(Entries from a visual dataset)
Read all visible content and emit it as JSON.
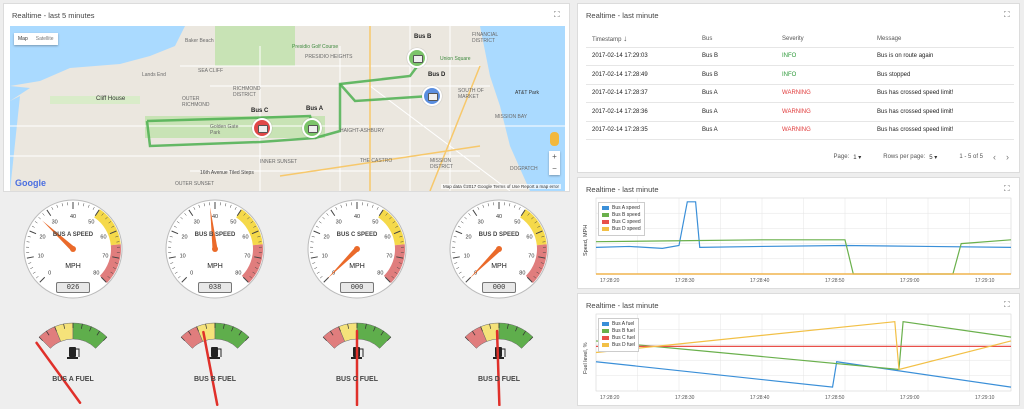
{
  "map_panel": {
    "title": "Realtime - last 5 minutes",
    "map_type_buttons": [
      "Map",
      "Satellite"
    ],
    "places": [
      {
        "name": "Lands End"
      },
      {
        "name": "Cliff House"
      },
      {
        "name": "SEA CLIFF"
      },
      {
        "name": "RICHMOND DISTRICT"
      },
      {
        "name": "OUTER RICHMOND"
      },
      {
        "name": "Golden Gate Park"
      },
      {
        "name": "INNER SUNSET"
      },
      {
        "name": "16th Avenue Tiled Steps"
      },
      {
        "name": "OUTER SUNSET"
      },
      {
        "name": "HAIGHT-ASHBURY"
      },
      {
        "name": "THE CASTRO"
      },
      {
        "name": "MISSION DISTRICT"
      },
      {
        "name": "SOUTH OF MARKET"
      },
      {
        "name": "MISSION BAY"
      },
      {
        "name": "DOGPATCH"
      },
      {
        "name": "Presidio Golf Course"
      },
      {
        "name": "Baker Beach"
      },
      {
        "name": "PRESIDIO HEIGHTS"
      },
      {
        "name": "Union Square"
      },
      {
        "name": "AT&T Park"
      },
      {
        "name": "FINANCIAL DISTRICT"
      }
    ],
    "bus_labels": [
      "Bus A",
      "Bus B",
      "Bus C",
      "Bus D"
    ],
    "google_logo": "Google",
    "attribution": "Map data ©2017 Google   Terms of Use   Report a map error",
    "zoom_in": "+",
    "zoom_out": "−"
  },
  "table_panel": {
    "title": "Realtime - last minute",
    "columns": [
      "Timestamp",
      "Bus",
      "Severity",
      "Message"
    ],
    "rows": [
      {
        "timestamp": "2017-02-14 17:29:03",
        "bus": "Bus B",
        "severity": "INFO",
        "message": "Bus is on route again"
      },
      {
        "timestamp": "2017-02-14 17:28:49",
        "bus": "Bus B",
        "severity": "INFO",
        "message": "Bus stopped"
      },
      {
        "timestamp": "2017-02-14 17:28:37",
        "bus": "Bus A",
        "severity": "WARNING",
        "message": "Bus has crossed speed limit!"
      },
      {
        "timestamp": "2017-02-14 17:28:36",
        "bus": "Bus A",
        "severity": "WARNING",
        "message": "Bus has crossed speed limit!"
      },
      {
        "timestamp": "2017-02-14 17:28:35",
        "bus": "Bus A",
        "severity": "WARNING",
        "message": "Bus has crossed speed limit!"
      }
    ],
    "pager": {
      "page_label": "Page:",
      "page_value": "1",
      "rows_label": "Rows per page:",
      "rows_value": "5",
      "range": "1 - 5 of 5"
    }
  },
  "gauges": {
    "ticks": [
      "0",
      "10",
      "20",
      "30",
      "40",
      "50",
      "60",
      "70",
      "80"
    ],
    "unit": "MPH",
    "speed": [
      {
        "name": "BUS A SPEED",
        "value": 26,
        "display": "026"
      },
      {
        "name": "BUS B SPEED",
        "value": 38,
        "display": "038"
      },
      {
        "name": "BUS C SPEED",
        "value": 0,
        "display": "000"
      },
      {
        "name": "BUS D SPEED",
        "value": 0,
        "display": "000"
      }
    ],
    "fuel": [
      {
        "name": "BUS A FUEL",
        "level": 0.1
      },
      {
        "name": "BUS B FUEL",
        "level": 0.38
      },
      {
        "name": "BUS C FUEL",
        "level": 0.5
      },
      {
        "name": "BUS D FUEL",
        "level": 0.48
      }
    ]
  },
  "speed_panel": {
    "title": "Realtime - last minute"
  },
  "fuel_panel": {
    "title": "Realtime - last minute"
  },
  "chart_data": [
    {
      "type": "line",
      "ylabel": "Speed, MPH",
      "x": [
        "17:28:20",
        "17:28:30",
        "17:28:40",
        "17:28:50",
        "17:29:00",
        "17:29:10"
      ],
      "ylim": [
        0,
        80
      ],
      "series": [
        {
          "name": "Bus A speed",
          "color": "#3a8fd8",
          "points": [
            [
              0,
              28
            ],
            [
              8,
              29
            ],
            [
              16,
              27
            ],
            [
              20,
              30
            ],
            [
              22,
              76
            ],
            [
              24,
              76
            ],
            [
              25,
              28
            ],
            [
              40,
              29
            ],
            [
              60,
              30
            ],
            [
              80,
              29
            ],
            [
              100,
              28
            ]
          ]
        },
        {
          "name": "Bus B speed",
          "color": "#6ab04c",
          "points": [
            [
              0,
              34
            ],
            [
              20,
              35
            ],
            [
              40,
              36
            ],
            [
              60,
              36
            ],
            [
              62,
              0
            ],
            [
              86,
              0
            ],
            [
              88,
              32
            ],
            [
              100,
              36
            ]
          ]
        },
        {
          "name": "Bus C speed",
          "color": "#e8504a",
          "points": [
            [
              0,
              0
            ],
            [
              100,
              0
            ]
          ]
        },
        {
          "name": "Bus D speed",
          "color": "#f2c046",
          "points": [
            [
              0,
              0
            ],
            [
              100,
              0
            ]
          ]
        }
      ]
    },
    {
      "type": "line",
      "ylabel": "Fuel level, %",
      "x": [
        "17:28:20",
        "17:28:30",
        "17:28:40",
        "17:28:50",
        "17:29:00",
        "17:29:10"
      ],
      "ylim": [
        0,
        100
      ],
      "series": [
        {
          "name": "Bus A fuel",
          "color": "#3a8fd8",
          "points": [
            [
              0,
              38
            ],
            [
              57,
              5
            ],
            [
              58,
              38
            ],
            [
              100,
              5
            ]
          ]
        },
        {
          "name": "Bus B fuel",
          "color": "#6ab04c",
          "points": [
            [
              0,
              65
            ],
            [
              73,
              28
            ],
            [
              74,
              90
            ],
            [
              100,
              70
            ]
          ]
        },
        {
          "name": "Bus C fuel",
          "color": "#e8504a",
          "points": [
            [
              0,
              58
            ],
            [
              100,
              58
            ]
          ]
        },
        {
          "name": "Bus D fuel",
          "color": "#f2c046",
          "points": [
            [
              0,
              50
            ],
            [
              72,
              90
            ],
            [
              73,
              28
            ],
            [
              100,
              65
            ]
          ]
        }
      ]
    }
  ]
}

[What this task involves]:
Copy in full each line that holds the word "display".

[Answer to the task]:
        "display": "026"
        "display": "038"
        "display": "000"
        "display": "000"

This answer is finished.